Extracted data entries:
————

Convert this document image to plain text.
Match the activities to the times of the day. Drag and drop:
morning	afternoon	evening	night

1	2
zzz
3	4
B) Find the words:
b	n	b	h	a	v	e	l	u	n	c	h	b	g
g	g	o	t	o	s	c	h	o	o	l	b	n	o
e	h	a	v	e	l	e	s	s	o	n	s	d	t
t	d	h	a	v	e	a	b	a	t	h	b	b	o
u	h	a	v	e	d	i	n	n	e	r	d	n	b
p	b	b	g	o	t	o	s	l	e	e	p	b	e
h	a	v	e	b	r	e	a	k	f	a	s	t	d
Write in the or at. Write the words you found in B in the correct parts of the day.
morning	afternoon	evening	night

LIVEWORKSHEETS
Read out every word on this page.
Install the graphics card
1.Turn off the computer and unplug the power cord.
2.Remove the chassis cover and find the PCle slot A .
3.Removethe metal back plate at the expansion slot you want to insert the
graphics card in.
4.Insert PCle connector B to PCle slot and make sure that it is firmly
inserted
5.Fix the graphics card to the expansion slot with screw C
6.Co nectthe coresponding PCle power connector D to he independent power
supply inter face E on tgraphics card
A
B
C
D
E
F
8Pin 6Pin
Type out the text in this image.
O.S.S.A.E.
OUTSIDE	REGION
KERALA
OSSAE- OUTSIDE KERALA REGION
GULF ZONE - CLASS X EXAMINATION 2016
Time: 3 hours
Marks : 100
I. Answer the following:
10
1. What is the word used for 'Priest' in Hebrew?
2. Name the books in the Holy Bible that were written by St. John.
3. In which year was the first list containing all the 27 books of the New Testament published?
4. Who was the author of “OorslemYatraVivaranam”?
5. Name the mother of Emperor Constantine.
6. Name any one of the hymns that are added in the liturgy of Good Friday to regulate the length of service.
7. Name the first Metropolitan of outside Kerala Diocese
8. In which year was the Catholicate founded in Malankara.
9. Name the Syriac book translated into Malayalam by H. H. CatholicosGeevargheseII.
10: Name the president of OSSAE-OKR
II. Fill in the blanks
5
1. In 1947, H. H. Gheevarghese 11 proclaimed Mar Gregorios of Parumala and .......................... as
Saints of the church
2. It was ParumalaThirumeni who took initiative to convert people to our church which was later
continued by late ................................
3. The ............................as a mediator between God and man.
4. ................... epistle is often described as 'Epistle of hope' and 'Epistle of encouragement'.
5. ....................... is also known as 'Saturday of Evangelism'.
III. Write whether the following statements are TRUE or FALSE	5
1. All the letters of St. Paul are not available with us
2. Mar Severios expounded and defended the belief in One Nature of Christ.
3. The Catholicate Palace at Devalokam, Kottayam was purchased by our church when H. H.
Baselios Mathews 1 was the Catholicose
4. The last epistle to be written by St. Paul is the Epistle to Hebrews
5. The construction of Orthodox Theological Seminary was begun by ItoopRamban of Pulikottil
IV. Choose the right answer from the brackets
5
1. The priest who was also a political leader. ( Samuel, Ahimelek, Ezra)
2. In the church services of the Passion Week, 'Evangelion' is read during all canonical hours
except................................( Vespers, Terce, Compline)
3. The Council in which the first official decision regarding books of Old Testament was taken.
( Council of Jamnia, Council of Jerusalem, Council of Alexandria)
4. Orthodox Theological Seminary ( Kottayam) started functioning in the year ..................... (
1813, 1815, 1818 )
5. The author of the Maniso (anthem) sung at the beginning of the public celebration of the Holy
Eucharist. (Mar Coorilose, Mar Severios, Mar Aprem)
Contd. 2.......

————

> **Task to carry out**: Output each entry precisely as given.

> **Full response**:
Convert this document image to plain text.
Match the activities to the times of the day. Drag and drop:
morning	afternoon	evening	night

1	2
zzz
3	4
B) Find the words:
b	n	b	h	a	v	e	l	u	n	c	h	b	g
g	g	o	t	o	s	c	h	o	o	l	b	n	o
e	h	a	v	e	l	e	s	s	o	n	s	d	t
t	d	h	a	v	e	a	b	a	t	h	b	b	o
u	h	a	v	e	d	i	n	n	e	r	d	n	b
p	b	b	g	o	t	o	s	l	e	e	p	b	e
h	a	v	e	b	r	e	a	k	f	a	s	t	d
Write in the or at. Write the words you found in B in the correct parts of the day.
morning	afternoon	evening	night

LIVEWORKSHEETS
Read out every word on this page.
Install the graphics card
1.Turn off the computer and unplug the power cord.
2.Remove the chassis cover and find the PCle slot A .
3.Removethe metal back plate at the expansion slot you want to insert the
graphics card in.
4.Insert PCle connector B to PCle slot and make sure that it is firmly
inserted
5.Fix the graphics card to the expansion slot with screw C
6.Co nectthe coresponding PCle power connector D to he independent power
supply inter face E on tgraphics card
A
B
C
D
E
F
8Pin 6Pin
Type out the text in this image.
O.S.S.A.E.
OUTSIDE	REGION
KERALA
OSSAE- OUTSIDE KERALA REGION
GULF ZONE - CLASS X EXAMINATION 2016
Time: 3 hours
Marks : 100
I. Answer the following:
10
1. What is the word used for 'Priest' in Hebrew?
2. Name the books in the Holy Bible that were written by St. John.
3. In which year was the first list containing all the 27 books of the New Testament published?
4. Who was the author of “OorslemYatraVivaranam”?
5. Name the mother of Emperor Constantine.
6. Name any one of the hymns that are added in the liturgy of Good Friday to regulate the length of service.
7. Name the first Metropolitan of outside Kerala Diocese
8. In which year was the Catholicate founded in Malankara.
9. Name the Syriac book translated into Malayalam by H. H. CatholicosGeevargheseII.
10: Name the president of OSSAE-OKR
II. Fill in the blanks
5
1. In 1947, H. H. Gheevarghese 11 proclaimed Mar Gregorios of Parumala and .......................... as
Saints of the church
2. It was ParumalaThirumeni who took initiative to convert people to our church which was later
continued by late ................................
3. The ............................as a mediator between God and man.
4. ................... epistle is often described as 'Epistle of hope' and 'Epistle of encouragement'.
5. ....................... is also known as 'Saturday of Evangelism'.
III. Write whether the following statements are TRUE or FALSE	5
1. All the letters of St. Paul are not available with us
2. Mar Severios expounded and defended the belief in One Nature of Christ.
3. The Catholicate Palace at Devalokam, Kottayam was purchased by our church when H. H.
Baselios Mathews 1 was the Catholicose
4. The last epistle to be written by St. Paul is the Epistle to Hebrews
5. The construction of Orthodox Theological Seminary was begun by ItoopRamban of Pulikottil
IV. Choose the right answer from the brackets
5
1. The priest who was also a political leader. ( Samuel, Ahimelek, Ezra)
2. In the church services of the Passion Week, 'Evangelion' is read during all canonical hours
except................................( Vespers, Terce, Compline)
3. The Council in which the first official decision regarding books of Old Testament was taken.
( Council of Jamnia, Council of Jerusalem, Council of Alexandria)
4. Orthodox Theological Seminary ( Kottayam) started functioning in the year ..................... (
1813, 1815, 1818 )
5. The author of the Maniso (anthem) sung at the beginning of the public celebration of the Holy
Eucharist. (Mar Coorilose, Mar Severios, Mar Aprem)
Contd. 2.......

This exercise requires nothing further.